■ Material for the task:
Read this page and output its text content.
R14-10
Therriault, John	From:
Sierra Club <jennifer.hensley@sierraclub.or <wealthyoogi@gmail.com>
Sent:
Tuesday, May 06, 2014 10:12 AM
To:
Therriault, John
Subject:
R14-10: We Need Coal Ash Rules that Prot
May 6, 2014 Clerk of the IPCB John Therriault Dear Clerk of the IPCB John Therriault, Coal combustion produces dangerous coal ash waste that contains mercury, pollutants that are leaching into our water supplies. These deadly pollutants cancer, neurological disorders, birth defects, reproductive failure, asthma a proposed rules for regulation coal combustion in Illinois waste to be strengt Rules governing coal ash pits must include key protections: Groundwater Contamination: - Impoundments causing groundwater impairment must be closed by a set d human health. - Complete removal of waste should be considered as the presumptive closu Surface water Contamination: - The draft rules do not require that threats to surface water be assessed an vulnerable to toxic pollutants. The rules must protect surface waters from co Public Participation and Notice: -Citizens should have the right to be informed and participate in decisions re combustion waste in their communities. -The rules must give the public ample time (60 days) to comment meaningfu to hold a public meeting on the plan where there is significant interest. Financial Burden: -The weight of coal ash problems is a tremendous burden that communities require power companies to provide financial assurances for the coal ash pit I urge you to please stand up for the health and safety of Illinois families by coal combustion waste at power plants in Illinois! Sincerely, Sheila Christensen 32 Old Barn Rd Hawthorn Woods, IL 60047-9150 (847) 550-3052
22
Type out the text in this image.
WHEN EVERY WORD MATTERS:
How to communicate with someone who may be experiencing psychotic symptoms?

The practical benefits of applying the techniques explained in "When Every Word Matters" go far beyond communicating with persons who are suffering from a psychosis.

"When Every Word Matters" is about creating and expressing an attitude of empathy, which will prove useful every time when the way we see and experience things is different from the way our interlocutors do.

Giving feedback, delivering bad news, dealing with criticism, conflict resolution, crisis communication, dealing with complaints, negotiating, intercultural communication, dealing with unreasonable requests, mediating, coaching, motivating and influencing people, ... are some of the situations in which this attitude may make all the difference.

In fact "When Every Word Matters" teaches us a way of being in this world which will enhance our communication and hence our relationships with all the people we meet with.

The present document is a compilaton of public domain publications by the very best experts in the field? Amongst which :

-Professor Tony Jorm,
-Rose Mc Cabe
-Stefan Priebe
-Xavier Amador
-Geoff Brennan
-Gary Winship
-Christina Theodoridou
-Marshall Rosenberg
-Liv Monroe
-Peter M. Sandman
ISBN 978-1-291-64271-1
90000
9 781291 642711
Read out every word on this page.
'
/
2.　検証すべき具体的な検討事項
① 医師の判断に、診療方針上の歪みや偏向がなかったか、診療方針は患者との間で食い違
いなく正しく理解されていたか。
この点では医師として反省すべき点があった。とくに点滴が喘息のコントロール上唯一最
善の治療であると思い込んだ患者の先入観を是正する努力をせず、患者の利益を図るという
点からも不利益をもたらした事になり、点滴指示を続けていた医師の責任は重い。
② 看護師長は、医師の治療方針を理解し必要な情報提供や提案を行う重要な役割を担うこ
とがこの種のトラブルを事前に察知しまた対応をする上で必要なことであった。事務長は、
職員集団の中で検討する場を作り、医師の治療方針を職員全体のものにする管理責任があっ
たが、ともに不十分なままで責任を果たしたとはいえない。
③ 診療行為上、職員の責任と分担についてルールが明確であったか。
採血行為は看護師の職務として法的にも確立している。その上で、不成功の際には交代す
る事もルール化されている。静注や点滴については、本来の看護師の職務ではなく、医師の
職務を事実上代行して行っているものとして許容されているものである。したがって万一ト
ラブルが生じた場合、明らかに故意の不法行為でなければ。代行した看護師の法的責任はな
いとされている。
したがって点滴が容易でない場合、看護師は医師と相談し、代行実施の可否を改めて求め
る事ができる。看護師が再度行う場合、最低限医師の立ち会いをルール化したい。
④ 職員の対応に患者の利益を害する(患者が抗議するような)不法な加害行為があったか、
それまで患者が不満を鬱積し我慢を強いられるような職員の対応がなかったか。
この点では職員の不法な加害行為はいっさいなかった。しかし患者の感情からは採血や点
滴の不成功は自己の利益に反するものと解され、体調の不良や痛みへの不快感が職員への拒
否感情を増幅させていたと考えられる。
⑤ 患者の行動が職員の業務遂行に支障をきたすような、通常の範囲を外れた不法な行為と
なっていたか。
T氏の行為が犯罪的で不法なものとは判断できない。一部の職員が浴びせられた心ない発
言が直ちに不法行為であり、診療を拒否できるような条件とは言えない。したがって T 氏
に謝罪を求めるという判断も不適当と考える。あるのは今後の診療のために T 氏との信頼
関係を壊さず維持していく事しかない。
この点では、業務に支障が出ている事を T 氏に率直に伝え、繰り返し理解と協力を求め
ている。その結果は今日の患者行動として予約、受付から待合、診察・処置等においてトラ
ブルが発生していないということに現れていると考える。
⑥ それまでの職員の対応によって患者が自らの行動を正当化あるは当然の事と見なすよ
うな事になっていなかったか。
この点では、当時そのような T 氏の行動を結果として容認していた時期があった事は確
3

■ Aim: Copy each entry exactly, with nothing added or dropped.

■ Answer below:
Read this page and output its text content.
R14-10
Therriault, John	From:
Sierra Club <jennifer.hensley@sierraclub.or <wealthyoogi@gmail.com>
Sent:
Tuesday, May 06, 2014 10:12 AM
To:
Therriault, John
Subject:
R14-10: We Need Coal Ash Rules that Prot
May 6, 2014 Clerk of the IPCB John Therriault Dear Clerk of the IPCB John Therriault, Coal combustion produces dangerous coal ash waste that contains mercury, pollutants that are leaching into our water supplies. These deadly pollutants cancer, neurological disorders, birth defects, reproductive failure, asthma a proposed rules for regulation coal combustion in Illinois waste to be strengt Rules governing coal ash pits must include key protections: Groundwater Contamination: - Impoundments causing groundwater impairment must be closed by a set d human health. - Complete removal of waste should be considered as the presumptive closu Surface water Contamination: - The draft rules do not require that threats to surface water be assessed an vulnerable to toxic pollutants. The rules must protect surface waters from co Public Participation and Notice: -Citizens should have the right to be informed and participate in decisions re combustion waste in their communities. -The rules must give the public ample time (60 days) to comment meaningfu to hold a public meeting on the plan where there is significant interest. Financial Burden: -The weight of coal ash problems is a tremendous burden that communities require power companies to provide financial assurances for the coal ash pit I urge you to please stand up for the health and safety of Illinois families by coal combustion waste at power plants in Illinois! Sincerely, Sheila Christensen 32 Old Barn Rd Hawthorn Woods, IL 60047-9150 (847) 550-3052
22
Type out the text in this image.
WHEN EVERY WORD MATTERS:
How to communicate with someone who may be experiencing psychotic symptoms?

The practical benefits of applying the techniques explained in "When Every Word Matters" go far beyond communicating with persons who are suffering from a psychosis.

"When Every Word Matters" is about creating and expressing an attitude of empathy, which will prove useful every time when the way we see and experience things is different from the way our interlocutors do.

Giving feedback, delivering bad news, dealing with criticism, conflict resolution, crisis communication, dealing with complaints, negotiating, intercultural communication, dealing with unreasonable requests, mediating, coaching, motivating and influencing people, ... are some of the situations in which this attitude may make all the difference.

In fact "When Every Word Matters" teaches us a way of being in this world which will enhance our communication and hence our relationships with all the people we meet with.

The present document is a compilaton of public domain publications by the very best experts in the field? Amongst which :

-Professor Tony Jorm,
-Rose Mc Cabe
-Stefan Priebe
-Xavier Amador
-Geoff Brennan
-Gary Winship
-Christina Theodoridou
-Marshall Rosenberg
-Liv Monroe
-Peter M. Sandman
ISBN 978-1-291-64271-1
90000
9 781291 642711
Read out every word on this page.
'
/
2.　検証すべき具体的な検討事項
① 医師の判断に、診療方針上の歪みや偏向がなかったか、診療方針は患者との間で食い違
いなく正しく理解されていたか。
この点では医師として反省すべき点があった。とくに点滴が喘息のコントロール上唯一最
善の治療であると思い込んだ患者の先入観を是正する努力をせず、患者の利益を図るという
点からも不利益をもたらした事になり、点滴指示を続けていた医師の責任は重い。
② 看護師長は、医師の治療方針を理解し必要な情報提供や提案を行う重要な役割を担うこ
とがこの種のトラブルを事前に察知しまた対応をする上で必要なことであった。事務長は、
職員集団の中で検討する場を作り、医師の治療方針を職員全体のものにする管理責任があっ
たが、ともに不十分なままで責任を果たしたとはいえない。
③ 診療行為上、職員の責任と分担についてルールが明確であったか。
採血行為は看護師の職務として法的にも確立している。その上で、不成功の際には交代す
る事もルール化されている。静注や点滴については、本来の看護師の職務ではなく、医師の
職務を事実上代行して行っているものとして許容されているものである。したがって万一ト
ラブルが生じた場合、明らかに故意の不法行為でなければ。代行した看護師の法的責任はな
いとされている。
したがって点滴が容易でない場合、看護師は医師と相談し、代行実施の可否を改めて求め
る事ができる。看護師が再度行う場合、最低限医師の立ち会いをルール化したい。
④ 職員の対応に患者の利益を害する(患者が抗議するような)不法な加害行為があったか、
それまで患者が不満を鬱積し我慢を強いられるような職員の対応がなかったか。
この点では職員の不法な加害行為はいっさいなかった。しかし患者の感情からは採血や点
滴の不成功は自己の利益に反するものと解され、体調の不良や痛みへの不快感が職員への拒
否感情を増幅させていたと考えられる。
⑤ 患者の行動が職員の業務遂行に支障をきたすような、通常の範囲を外れた不法な行為と
なっていたか。
T氏の行為が犯罪的で不法なものとは判断できない。一部の職員が浴びせられた心ない発
言が直ちに不法行為であり、診療を拒否できるような条件とは言えない。したがって T 氏
に謝罪を求めるという判断も不適当と考える。あるのは今後の診療のために T 氏との信頼
関係を壊さず維持していく事しかない。
この点では、業務に支障が出ている事を T 氏に率直に伝え、繰り返し理解と協力を求め
ている。その結果は今日の患者行動として予約、受付から待合、診察・処置等においてトラ
ブルが発生していないということに現れていると考える。
⑥ それまでの職員の対応によって患者が自らの行動を正当化あるは当然の事と見なすよ
うな事になっていなかったか。
この点では、当時そのような T 氏の行動を結果として容認していた時期があった事は確
3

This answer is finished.